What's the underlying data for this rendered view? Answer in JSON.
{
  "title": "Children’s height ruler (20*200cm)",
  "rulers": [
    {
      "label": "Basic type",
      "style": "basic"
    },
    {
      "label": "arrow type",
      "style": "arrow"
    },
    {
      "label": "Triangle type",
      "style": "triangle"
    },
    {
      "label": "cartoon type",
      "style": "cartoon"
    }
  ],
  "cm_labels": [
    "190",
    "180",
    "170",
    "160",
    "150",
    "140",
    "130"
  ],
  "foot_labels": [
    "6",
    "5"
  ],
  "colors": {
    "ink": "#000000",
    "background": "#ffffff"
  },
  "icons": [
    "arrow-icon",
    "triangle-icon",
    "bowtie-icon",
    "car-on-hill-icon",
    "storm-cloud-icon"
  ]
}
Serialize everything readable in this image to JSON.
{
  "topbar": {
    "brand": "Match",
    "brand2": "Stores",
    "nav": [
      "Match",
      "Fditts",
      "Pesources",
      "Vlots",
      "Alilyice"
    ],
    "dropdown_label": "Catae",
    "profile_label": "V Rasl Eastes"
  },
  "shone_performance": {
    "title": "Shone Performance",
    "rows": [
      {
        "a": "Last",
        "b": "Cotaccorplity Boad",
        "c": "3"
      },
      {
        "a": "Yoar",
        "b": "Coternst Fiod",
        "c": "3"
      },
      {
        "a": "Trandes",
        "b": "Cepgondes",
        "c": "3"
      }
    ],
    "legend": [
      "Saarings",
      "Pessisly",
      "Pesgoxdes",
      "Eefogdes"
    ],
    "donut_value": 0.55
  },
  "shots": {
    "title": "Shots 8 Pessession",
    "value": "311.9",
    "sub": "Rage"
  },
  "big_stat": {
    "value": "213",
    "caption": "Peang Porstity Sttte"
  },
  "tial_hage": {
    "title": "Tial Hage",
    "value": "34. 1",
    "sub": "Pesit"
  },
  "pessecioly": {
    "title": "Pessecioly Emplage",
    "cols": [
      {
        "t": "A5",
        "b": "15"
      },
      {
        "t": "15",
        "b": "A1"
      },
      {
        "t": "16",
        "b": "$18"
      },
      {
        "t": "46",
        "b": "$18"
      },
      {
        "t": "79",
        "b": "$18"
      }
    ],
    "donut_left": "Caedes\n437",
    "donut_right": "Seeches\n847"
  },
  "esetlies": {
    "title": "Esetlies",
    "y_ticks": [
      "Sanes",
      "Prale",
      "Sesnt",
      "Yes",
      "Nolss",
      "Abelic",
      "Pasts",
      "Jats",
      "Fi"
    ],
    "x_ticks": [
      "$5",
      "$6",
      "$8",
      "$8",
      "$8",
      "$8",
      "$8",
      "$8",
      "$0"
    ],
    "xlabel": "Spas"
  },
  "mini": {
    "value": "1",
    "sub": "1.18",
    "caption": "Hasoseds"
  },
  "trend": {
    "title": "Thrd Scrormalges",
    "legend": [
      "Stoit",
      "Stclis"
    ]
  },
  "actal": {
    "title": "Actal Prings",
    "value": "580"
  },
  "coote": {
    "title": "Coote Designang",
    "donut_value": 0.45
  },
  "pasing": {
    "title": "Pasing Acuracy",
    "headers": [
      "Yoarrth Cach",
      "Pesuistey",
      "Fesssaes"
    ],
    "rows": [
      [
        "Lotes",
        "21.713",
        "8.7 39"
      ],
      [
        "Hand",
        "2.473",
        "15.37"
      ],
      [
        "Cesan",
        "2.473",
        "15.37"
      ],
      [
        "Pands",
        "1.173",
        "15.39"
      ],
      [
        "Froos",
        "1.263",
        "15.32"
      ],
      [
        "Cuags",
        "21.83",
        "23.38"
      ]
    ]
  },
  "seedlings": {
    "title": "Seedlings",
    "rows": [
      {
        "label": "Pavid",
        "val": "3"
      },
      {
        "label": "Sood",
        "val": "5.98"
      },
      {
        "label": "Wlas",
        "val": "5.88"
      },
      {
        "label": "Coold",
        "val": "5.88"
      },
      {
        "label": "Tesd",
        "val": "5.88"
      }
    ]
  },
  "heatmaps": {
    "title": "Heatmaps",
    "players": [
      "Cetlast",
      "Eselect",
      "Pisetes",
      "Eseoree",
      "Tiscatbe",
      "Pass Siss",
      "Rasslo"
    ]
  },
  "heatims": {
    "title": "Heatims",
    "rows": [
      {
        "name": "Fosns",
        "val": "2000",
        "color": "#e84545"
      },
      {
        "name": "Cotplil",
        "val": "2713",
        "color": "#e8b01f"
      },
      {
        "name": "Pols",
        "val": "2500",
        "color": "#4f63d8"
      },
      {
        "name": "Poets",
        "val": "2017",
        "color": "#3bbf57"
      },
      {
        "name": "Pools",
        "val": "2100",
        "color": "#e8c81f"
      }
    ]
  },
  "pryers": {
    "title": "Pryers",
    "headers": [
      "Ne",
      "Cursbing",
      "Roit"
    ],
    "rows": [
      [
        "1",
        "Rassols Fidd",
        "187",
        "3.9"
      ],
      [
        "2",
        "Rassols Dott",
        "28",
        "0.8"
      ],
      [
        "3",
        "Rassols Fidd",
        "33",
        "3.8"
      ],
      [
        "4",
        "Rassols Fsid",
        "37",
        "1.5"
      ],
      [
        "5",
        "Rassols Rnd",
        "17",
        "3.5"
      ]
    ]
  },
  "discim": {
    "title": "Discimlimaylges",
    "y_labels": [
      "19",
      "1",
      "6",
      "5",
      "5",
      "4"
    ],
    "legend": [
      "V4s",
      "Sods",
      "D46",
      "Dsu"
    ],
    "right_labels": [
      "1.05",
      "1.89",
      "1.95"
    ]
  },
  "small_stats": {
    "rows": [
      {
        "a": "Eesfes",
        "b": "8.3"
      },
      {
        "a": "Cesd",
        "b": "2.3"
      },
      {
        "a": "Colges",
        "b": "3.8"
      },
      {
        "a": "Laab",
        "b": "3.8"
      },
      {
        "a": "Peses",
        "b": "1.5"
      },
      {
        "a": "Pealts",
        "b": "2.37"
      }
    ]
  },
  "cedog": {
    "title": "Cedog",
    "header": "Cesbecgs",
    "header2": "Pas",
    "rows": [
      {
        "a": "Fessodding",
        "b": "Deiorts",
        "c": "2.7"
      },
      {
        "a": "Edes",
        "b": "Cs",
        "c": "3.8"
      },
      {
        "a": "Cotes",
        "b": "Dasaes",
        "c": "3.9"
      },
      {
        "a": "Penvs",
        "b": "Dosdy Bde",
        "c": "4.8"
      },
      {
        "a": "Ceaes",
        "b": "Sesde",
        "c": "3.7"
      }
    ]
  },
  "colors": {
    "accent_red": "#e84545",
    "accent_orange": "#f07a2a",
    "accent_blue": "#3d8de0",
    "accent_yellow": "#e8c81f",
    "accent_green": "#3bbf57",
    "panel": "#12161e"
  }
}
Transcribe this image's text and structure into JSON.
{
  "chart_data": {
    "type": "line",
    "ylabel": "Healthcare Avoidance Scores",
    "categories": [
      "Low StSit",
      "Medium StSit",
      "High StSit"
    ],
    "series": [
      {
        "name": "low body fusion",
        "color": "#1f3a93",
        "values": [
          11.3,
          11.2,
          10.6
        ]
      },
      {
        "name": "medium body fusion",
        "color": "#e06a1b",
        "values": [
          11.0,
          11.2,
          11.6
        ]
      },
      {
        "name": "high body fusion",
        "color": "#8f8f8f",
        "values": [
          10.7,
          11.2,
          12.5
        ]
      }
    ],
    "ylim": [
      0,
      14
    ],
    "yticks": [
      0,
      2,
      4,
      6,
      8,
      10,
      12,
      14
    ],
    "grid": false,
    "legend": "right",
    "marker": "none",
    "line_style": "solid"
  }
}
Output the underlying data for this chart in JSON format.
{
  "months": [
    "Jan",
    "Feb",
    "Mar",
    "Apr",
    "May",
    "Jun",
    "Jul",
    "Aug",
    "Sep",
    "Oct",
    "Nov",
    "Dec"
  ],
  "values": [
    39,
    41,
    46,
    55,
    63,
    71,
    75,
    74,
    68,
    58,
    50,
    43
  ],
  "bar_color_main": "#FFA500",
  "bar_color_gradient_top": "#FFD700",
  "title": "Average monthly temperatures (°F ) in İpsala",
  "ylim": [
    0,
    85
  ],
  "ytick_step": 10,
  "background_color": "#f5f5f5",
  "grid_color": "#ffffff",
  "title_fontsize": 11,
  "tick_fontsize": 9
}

● ● ● ● ● ● ●

TASK DETAILS:
Identify the lines in the records above that contain the word "JSON", then state how many there are and nothing more.

RESULT FOR THIS EXERCISE:
4